• _Stated task_: Rewrite the records between the lines holding "candle-body bbox=[311, 604, 313, 607]" and "time-axis-tick: 12:00 bbox=[91, 749, 126, 765]", inclusive, replacing "candle-body" with "bar-body" and leaving everything else unchanged.
** START Data excerpts **
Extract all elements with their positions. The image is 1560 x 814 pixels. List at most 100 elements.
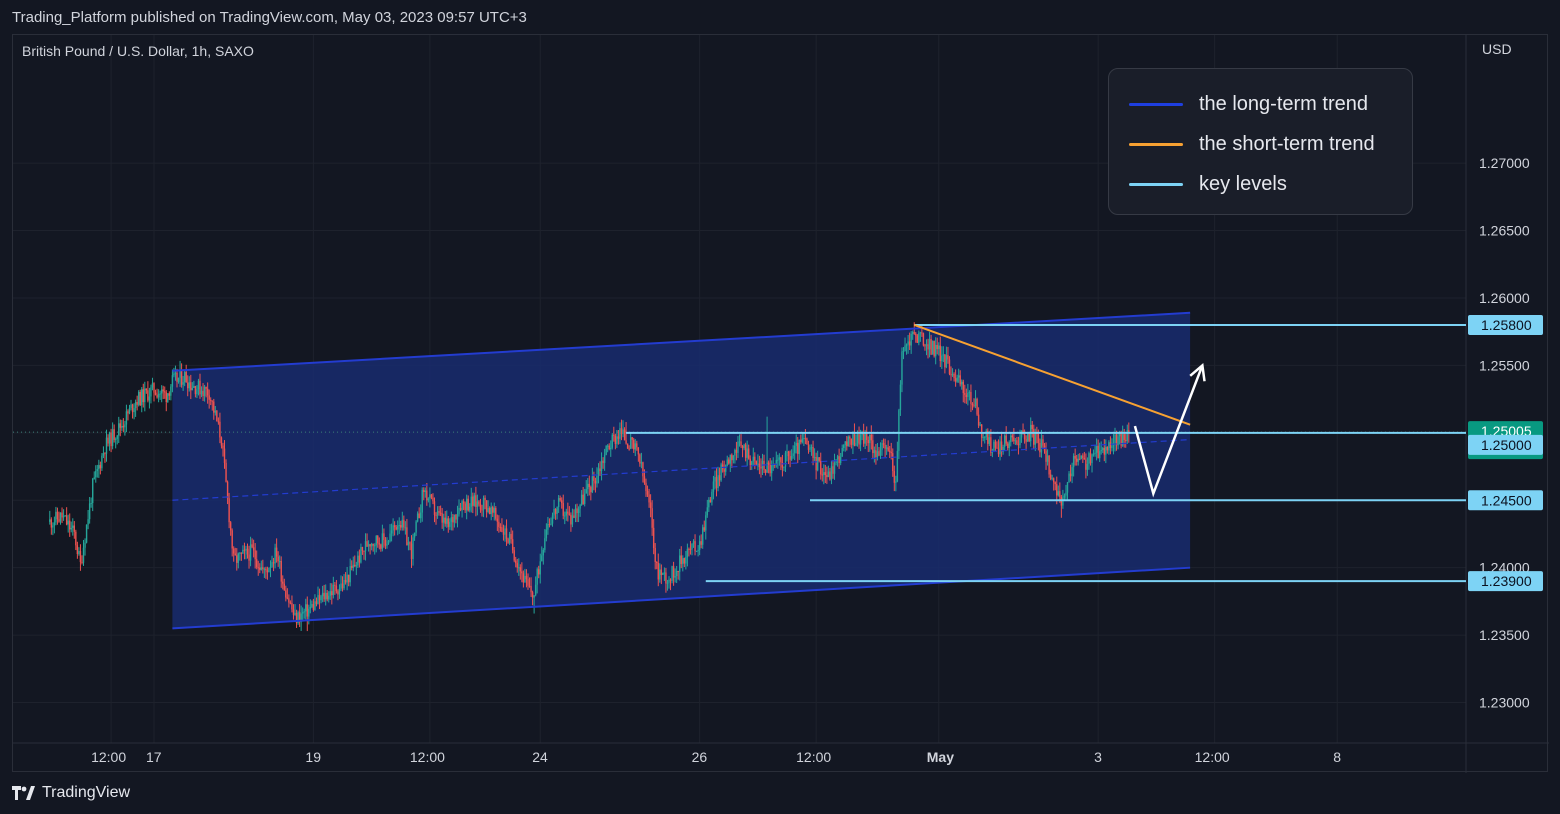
candle-body bbox=[311, 604, 313, 607]
candle-body bbox=[134, 401, 137, 409]
candle-body bbox=[150, 387, 152, 397]
candle-body bbox=[648, 494, 650, 503]
candle-body bbox=[694, 541, 696, 552]
candle-body bbox=[585, 489, 587, 494]
candle-body bbox=[1094, 452, 1096, 454]
candle-body bbox=[660, 569, 663, 575]
candle-body bbox=[826, 475, 828, 478]
candle-body bbox=[203, 386, 206, 396]
candle-body bbox=[939, 345, 941, 362]
candle-body bbox=[452, 517, 454, 523]
candle-body bbox=[127, 411, 129, 414]
candle-body bbox=[492, 507, 494, 513]
candle-body bbox=[797, 442, 799, 454]
candle-body bbox=[1075, 458, 1078, 462]
candle-body bbox=[749, 458, 751, 466]
candle-body bbox=[683, 558, 686, 564]
candle-body bbox=[709, 499, 712, 503]
candle-body bbox=[236, 555, 238, 563]
candle-body bbox=[1011, 435, 1014, 438]
candle-body bbox=[729, 454, 732, 464]
candle-body bbox=[893, 471, 896, 483]
candle-body bbox=[636, 443, 638, 448]
time-axis-tick: 12:00 bbox=[91, 749, 126, 765]
tradingview-branding[interactable]: TradingView bbox=[12, 784, 130, 802]
candle-body bbox=[1105, 446, 1107, 455]
candle-body bbox=[308, 608, 310, 617]
candle-body bbox=[823, 472, 825, 476]
candle-body bbox=[1118, 433, 1121, 437]
candle-body bbox=[626, 443, 629, 449]
candle-body bbox=[990, 437, 992, 453]
candle-body bbox=[853, 432, 856, 446]
candle-body bbox=[130, 404, 132, 409]
candle-body bbox=[1048, 455, 1050, 475]
candle-body bbox=[639, 454, 641, 464]
candle-body bbox=[403, 519, 405, 528]
candle-body bbox=[315, 601, 318, 605]
candle-body bbox=[367, 544, 370, 547]
candle-body bbox=[84, 542, 86, 548]
candle-body bbox=[567, 511, 569, 514]
candle-body bbox=[1033, 429, 1035, 445]
candle-body bbox=[515, 560, 517, 564]
candle-body bbox=[96, 469, 98, 471]
candle-body bbox=[973, 405, 975, 407]
candle-body bbox=[1102, 448, 1104, 451]
candle-body bbox=[614, 435, 617, 444]
candle-body bbox=[651, 508, 653, 528]
candle-body bbox=[507, 538, 509, 543]
candle-body bbox=[128, 408, 131, 414]
candle-body bbox=[113, 429, 115, 440]
candle-body bbox=[634, 443, 636, 450]
candle-body bbox=[228, 498, 230, 523]
candle-body bbox=[637, 447, 640, 455]
candle-body bbox=[282, 581, 284, 584]
candle-body bbox=[668, 579, 670, 583]
candle-body bbox=[525, 575, 528, 580]
candle-body bbox=[536, 569, 538, 585]
candle-body bbox=[210, 399, 212, 401]
candle-body bbox=[479, 504, 482, 510]
candle-body bbox=[377, 535, 379, 544]
candle-body bbox=[933, 341, 935, 357]
candle-body bbox=[982, 437, 984, 439]
candle-body bbox=[1111, 445, 1113, 449]
candle-body bbox=[623, 429, 626, 441]
candle-body bbox=[381, 533, 384, 549]
candle-body bbox=[754, 456, 756, 461]
long-term-channel-upper bbox=[172, 311, 1191, 372]
candle-body bbox=[495, 508, 497, 519]
candle-body bbox=[712, 481, 715, 492]
candle-body bbox=[314, 601, 316, 610]
candle-body bbox=[751, 461, 753, 466]
candle-body bbox=[438, 511, 440, 513]
legend-label-key-levels: key levels bbox=[1199, 172, 1287, 195]
candle-body bbox=[82, 547, 85, 563]
candle-body bbox=[930, 338, 932, 355]
candle-body bbox=[1098, 451, 1101, 459]
candle-body bbox=[997, 448, 1000, 455]
candle-body bbox=[179, 370, 181, 378]
candle-body bbox=[723, 469, 725, 472]
candle-body bbox=[780, 457, 782, 463]
candle-body bbox=[879, 449, 882, 456]
candle-body bbox=[196, 389, 198, 395]
candle-body bbox=[1083, 457, 1086, 460]
candle-body bbox=[190, 382, 192, 391]
candle-body bbox=[208, 395, 210, 400]
candle-body bbox=[223, 448, 226, 463]
candle-body bbox=[521, 571, 523, 574]
candle-body bbox=[869, 434, 871, 444]
candle-body bbox=[836, 456, 839, 460]
candle-body bbox=[715, 477, 718, 489]
candle-body bbox=[813, 457, 816, 459]
candle-body bbox=[177, 377, 180, 382]
price-chart[interactable]: USD1.270001.265001.260001.255001.240001.… bbox=[13, 35, 1549, 773]
candle-body bbox=[821, 474, 823, 476]
candle-body bbox=[252, 547, 255, 551]
candle-body bbox=[298, 612, 301, 623]
candle-body bbox=[959, 375, 961, 385]
candle-body bbox=[792, 453, 794, 456]
candle-body bbox=[752, 456, 754, 462]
** END Data excerpts **
• _Final result_:
bar-body bbox=[311, 604, 313, 607]
bar-body bbox=[134, 401, 137, 409]
bar-body bbox=[150, 387, 152, 397]
bar-body bbox=[648, 494, 650, 503]
bar-body bbox=[694, 541, 696, 552]
bar-body bbox=[585, 489, 587, 494]
bar-body bbox=[1094, 452, 1096, 454]
bar-body bbox=[660, 569, 663, 575]
bar-body bbox=[826, 475, 828, 478]
bar-body bbox=[203, 386, 206, 396]
bar-body bbox=[939, 345, 941, 362]
bar-body bbox=[452, 517, 454, 523]
bar-body bbox=[127, 411, 129, 414]
bar-body bbox=[492, 507, 494, 513]
bar-body bbox=[797, 442, 799, 454]
bar-body bbox=[1075, 458, 1078, 462]
bar-body bbox=[749, 458, 751, 466]
bar-body bbox=[683, 558, 686, 564]
bar-body bbox=[709, 499, 712, 503]
bar-body bbox=[236, 555, 238, 563]
bar-body bbox=[1011, 435, 1014, 438]
bar-body bbox=[729, 454, 732, 464]
bar-body bbox=[893, 471, 896, 483]
bar-body bbox=[636, 443, 638, 448]
time-axis-tick: 12:00 bbox=[91, 749, 126, 765]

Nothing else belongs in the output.